Stored data
+++

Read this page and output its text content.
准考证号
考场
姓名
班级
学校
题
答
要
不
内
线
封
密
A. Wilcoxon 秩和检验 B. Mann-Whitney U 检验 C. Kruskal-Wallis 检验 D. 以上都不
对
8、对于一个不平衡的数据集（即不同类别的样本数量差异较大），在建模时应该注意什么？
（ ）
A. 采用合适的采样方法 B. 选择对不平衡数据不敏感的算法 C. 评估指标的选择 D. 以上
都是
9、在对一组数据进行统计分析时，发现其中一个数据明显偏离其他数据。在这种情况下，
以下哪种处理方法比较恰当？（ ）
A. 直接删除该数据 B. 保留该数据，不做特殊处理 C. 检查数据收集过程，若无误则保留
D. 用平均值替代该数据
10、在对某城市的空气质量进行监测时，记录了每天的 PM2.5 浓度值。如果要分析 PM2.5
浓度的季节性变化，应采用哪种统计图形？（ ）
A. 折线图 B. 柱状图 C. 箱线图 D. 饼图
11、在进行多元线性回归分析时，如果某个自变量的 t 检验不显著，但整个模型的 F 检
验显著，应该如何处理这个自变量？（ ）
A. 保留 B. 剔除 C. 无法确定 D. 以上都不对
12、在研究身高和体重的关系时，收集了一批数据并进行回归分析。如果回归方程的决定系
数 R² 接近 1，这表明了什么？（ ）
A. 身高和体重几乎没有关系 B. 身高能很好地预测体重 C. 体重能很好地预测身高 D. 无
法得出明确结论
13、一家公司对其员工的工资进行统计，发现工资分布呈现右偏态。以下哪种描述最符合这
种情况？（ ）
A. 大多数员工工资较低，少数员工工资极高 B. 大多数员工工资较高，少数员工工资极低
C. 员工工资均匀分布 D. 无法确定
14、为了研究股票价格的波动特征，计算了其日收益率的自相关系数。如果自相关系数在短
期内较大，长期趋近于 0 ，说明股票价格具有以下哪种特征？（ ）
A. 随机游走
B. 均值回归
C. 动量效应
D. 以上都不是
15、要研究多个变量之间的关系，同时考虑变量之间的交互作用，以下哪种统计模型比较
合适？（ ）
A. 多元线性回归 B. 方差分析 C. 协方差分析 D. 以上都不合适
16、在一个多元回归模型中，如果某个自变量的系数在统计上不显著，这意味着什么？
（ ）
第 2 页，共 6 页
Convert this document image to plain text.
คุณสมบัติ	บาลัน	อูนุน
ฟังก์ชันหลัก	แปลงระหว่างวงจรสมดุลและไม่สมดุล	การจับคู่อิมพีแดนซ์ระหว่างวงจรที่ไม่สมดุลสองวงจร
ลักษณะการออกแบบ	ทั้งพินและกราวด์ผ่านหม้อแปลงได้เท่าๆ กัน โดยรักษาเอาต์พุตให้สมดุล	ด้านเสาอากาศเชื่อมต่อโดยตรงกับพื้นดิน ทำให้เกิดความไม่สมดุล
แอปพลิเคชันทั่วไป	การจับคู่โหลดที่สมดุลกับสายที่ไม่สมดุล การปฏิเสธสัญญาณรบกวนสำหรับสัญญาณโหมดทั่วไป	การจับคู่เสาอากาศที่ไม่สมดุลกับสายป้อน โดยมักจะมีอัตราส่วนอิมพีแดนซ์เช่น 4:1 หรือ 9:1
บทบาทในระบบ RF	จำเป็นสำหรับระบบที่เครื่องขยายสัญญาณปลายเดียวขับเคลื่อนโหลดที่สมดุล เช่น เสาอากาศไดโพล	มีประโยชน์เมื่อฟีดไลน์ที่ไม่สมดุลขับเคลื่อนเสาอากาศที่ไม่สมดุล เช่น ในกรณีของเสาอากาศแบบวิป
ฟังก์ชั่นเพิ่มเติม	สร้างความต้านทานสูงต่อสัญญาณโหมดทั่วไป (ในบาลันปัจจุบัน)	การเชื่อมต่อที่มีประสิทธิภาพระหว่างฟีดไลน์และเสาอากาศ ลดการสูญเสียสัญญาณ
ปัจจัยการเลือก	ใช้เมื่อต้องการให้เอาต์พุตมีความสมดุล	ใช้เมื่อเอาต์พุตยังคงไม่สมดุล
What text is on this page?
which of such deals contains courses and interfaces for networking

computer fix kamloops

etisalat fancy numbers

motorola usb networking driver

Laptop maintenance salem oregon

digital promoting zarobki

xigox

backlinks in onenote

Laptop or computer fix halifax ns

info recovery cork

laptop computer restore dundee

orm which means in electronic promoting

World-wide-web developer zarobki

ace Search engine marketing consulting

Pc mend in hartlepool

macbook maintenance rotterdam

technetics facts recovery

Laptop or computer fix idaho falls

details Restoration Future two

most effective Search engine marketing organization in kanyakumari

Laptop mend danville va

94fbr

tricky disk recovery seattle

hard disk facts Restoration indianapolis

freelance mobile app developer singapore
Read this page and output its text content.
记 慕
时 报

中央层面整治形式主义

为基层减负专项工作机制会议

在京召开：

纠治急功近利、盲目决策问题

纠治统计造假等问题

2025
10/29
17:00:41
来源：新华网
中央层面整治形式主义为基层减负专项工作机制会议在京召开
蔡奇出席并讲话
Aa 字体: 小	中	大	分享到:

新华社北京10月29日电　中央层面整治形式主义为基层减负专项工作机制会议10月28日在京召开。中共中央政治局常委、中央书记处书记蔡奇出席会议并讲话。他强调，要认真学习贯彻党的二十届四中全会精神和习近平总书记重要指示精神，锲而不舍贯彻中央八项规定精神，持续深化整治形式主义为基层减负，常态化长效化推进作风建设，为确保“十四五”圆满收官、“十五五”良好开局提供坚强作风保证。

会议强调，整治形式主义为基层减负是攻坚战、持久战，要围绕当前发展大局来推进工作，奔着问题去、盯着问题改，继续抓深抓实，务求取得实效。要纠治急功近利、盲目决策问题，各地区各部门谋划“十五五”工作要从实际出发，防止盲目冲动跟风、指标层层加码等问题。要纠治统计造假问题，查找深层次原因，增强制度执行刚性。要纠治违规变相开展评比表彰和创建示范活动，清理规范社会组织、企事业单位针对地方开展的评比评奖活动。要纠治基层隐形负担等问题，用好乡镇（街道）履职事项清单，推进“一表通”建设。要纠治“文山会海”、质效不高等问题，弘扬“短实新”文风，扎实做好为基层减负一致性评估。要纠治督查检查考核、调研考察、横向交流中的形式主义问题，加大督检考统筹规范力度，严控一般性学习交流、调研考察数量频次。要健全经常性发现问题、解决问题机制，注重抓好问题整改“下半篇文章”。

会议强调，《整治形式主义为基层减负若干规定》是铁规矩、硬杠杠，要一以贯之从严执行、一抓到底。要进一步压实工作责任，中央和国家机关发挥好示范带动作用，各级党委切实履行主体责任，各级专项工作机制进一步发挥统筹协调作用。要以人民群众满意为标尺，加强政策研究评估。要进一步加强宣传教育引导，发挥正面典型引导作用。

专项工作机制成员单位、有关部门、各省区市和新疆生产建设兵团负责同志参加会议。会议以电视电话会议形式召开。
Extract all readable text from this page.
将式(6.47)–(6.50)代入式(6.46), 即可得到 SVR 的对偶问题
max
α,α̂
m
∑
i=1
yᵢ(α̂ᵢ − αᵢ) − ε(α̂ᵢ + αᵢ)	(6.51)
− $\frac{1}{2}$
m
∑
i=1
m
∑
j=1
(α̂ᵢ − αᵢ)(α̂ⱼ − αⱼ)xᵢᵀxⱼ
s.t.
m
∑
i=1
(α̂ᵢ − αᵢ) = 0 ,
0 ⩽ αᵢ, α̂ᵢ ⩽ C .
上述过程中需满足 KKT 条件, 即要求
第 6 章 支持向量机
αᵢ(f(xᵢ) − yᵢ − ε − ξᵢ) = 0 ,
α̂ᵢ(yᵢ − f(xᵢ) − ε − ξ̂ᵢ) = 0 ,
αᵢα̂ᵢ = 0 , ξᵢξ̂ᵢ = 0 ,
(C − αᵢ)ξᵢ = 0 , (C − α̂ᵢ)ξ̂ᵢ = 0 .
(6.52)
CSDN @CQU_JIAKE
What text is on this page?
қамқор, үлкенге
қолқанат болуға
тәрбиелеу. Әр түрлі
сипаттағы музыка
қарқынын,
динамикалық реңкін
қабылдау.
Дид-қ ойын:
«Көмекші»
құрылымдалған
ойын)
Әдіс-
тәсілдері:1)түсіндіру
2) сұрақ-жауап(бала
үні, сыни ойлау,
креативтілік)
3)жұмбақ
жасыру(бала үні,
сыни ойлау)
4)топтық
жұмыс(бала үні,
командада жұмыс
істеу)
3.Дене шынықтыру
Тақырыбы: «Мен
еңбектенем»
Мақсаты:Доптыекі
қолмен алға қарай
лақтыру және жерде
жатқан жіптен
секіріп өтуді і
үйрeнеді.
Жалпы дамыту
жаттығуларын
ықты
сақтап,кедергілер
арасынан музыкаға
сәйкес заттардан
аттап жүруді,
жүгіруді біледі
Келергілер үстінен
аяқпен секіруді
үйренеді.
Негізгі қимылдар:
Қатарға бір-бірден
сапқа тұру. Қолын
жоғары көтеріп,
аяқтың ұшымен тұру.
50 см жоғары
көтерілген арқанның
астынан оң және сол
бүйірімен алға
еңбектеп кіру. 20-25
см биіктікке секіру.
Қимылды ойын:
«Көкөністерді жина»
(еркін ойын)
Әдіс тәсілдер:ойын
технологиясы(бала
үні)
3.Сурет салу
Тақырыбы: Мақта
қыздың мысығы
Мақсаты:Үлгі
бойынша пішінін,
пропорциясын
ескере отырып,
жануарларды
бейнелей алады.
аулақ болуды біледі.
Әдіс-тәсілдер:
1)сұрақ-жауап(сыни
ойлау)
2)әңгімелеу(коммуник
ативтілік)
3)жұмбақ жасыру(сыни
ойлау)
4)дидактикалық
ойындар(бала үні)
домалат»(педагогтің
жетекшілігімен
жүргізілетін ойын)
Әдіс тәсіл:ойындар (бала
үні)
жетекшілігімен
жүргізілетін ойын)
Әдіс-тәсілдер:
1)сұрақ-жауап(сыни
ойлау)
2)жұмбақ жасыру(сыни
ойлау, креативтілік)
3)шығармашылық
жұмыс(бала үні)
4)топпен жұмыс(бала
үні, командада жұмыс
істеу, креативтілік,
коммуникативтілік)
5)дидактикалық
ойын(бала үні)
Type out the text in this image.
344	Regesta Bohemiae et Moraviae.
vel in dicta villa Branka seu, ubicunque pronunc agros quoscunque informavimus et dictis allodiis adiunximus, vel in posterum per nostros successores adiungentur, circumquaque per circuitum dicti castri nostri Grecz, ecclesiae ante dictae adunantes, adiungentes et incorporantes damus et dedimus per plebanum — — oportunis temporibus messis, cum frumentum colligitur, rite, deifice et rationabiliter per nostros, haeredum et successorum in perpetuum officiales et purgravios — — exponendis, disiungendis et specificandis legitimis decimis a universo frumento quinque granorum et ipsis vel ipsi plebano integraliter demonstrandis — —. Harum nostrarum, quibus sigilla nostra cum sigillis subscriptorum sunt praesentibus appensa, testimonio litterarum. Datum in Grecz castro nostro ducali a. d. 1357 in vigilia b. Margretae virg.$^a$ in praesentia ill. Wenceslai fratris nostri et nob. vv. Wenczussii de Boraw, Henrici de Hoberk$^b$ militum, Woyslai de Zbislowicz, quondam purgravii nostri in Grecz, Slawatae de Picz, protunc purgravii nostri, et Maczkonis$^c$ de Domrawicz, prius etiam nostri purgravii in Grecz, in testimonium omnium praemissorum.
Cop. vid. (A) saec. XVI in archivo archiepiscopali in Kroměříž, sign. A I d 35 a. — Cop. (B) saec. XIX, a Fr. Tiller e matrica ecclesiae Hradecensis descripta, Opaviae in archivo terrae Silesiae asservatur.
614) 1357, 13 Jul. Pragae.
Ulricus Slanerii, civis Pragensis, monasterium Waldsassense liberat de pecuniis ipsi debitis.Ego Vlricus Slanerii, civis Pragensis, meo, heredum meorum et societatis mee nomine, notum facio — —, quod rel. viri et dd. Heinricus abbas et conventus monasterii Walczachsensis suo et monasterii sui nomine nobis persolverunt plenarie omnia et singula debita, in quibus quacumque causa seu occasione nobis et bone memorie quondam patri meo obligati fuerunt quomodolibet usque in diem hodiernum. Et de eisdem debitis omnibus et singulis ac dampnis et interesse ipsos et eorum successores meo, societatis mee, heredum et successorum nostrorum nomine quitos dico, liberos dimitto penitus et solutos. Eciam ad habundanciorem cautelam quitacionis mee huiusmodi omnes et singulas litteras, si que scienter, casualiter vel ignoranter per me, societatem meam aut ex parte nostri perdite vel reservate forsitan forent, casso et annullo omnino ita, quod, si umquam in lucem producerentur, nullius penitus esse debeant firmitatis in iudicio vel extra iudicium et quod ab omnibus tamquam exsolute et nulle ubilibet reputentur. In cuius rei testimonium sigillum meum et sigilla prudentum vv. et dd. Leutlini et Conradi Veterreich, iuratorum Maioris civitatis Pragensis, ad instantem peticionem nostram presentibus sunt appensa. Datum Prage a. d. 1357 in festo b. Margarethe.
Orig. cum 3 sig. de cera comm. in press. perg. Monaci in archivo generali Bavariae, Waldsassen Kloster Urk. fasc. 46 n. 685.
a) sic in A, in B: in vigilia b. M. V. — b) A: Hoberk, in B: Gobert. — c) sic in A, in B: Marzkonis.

+++

Using the listing above, pick out each line that contains the word "promoting", then copy it.

digital promoting zarobki
orm which means in electronic promoting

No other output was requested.